— Set task —
Copy each line of the material below that includes the string "VolumetricCloud".

Data items:
= = =

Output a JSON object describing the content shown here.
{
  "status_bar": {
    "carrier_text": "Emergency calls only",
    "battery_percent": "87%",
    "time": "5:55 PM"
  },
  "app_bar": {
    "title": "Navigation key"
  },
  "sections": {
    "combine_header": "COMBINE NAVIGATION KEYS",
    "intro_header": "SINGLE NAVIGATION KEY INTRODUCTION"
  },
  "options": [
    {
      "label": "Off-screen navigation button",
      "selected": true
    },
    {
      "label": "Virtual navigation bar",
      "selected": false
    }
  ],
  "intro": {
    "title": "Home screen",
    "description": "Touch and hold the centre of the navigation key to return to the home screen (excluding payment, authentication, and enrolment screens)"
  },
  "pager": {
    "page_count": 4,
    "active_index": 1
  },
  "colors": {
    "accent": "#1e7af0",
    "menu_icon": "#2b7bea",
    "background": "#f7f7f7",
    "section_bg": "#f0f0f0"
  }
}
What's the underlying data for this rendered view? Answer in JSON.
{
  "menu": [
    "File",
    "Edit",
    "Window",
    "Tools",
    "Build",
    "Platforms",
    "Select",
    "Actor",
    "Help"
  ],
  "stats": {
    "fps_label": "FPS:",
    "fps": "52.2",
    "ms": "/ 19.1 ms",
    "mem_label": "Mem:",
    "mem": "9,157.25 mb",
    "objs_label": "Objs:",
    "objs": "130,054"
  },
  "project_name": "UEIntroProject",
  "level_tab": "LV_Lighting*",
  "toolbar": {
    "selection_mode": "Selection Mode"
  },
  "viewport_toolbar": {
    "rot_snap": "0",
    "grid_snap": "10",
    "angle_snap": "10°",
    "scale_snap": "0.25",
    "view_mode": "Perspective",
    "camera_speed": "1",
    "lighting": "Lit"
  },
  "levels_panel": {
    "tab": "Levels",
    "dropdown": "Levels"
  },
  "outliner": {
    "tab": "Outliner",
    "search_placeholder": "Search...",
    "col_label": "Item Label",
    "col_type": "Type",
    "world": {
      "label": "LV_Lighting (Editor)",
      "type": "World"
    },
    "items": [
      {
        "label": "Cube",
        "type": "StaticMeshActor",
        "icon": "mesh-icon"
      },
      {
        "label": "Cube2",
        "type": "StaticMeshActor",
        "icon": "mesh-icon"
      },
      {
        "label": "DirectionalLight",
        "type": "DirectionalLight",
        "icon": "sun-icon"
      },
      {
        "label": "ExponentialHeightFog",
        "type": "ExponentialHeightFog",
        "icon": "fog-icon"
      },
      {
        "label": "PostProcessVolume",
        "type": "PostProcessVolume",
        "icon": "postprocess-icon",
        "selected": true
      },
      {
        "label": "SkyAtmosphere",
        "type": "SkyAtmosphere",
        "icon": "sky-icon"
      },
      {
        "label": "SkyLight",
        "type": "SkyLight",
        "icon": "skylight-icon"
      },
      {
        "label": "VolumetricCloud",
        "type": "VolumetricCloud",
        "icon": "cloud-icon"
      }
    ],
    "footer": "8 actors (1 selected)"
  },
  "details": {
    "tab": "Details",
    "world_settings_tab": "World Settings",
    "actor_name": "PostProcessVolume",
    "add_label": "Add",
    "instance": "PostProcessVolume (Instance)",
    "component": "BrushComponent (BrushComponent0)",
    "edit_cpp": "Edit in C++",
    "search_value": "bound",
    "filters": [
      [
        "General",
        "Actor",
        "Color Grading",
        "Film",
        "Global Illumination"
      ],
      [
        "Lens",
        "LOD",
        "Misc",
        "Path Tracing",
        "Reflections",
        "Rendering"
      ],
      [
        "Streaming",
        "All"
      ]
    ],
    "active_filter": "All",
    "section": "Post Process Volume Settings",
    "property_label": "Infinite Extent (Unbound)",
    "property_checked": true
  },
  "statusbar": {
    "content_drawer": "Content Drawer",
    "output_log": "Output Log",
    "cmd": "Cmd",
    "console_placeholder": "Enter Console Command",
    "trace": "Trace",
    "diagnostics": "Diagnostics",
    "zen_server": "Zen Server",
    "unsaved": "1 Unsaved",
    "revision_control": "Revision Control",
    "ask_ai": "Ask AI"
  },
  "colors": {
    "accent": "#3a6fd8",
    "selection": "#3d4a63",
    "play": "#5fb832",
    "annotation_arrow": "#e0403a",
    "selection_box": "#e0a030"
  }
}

= = =

— Reply —
        "label": "VolumetricCloud",
        "type": "VolumetricCloud",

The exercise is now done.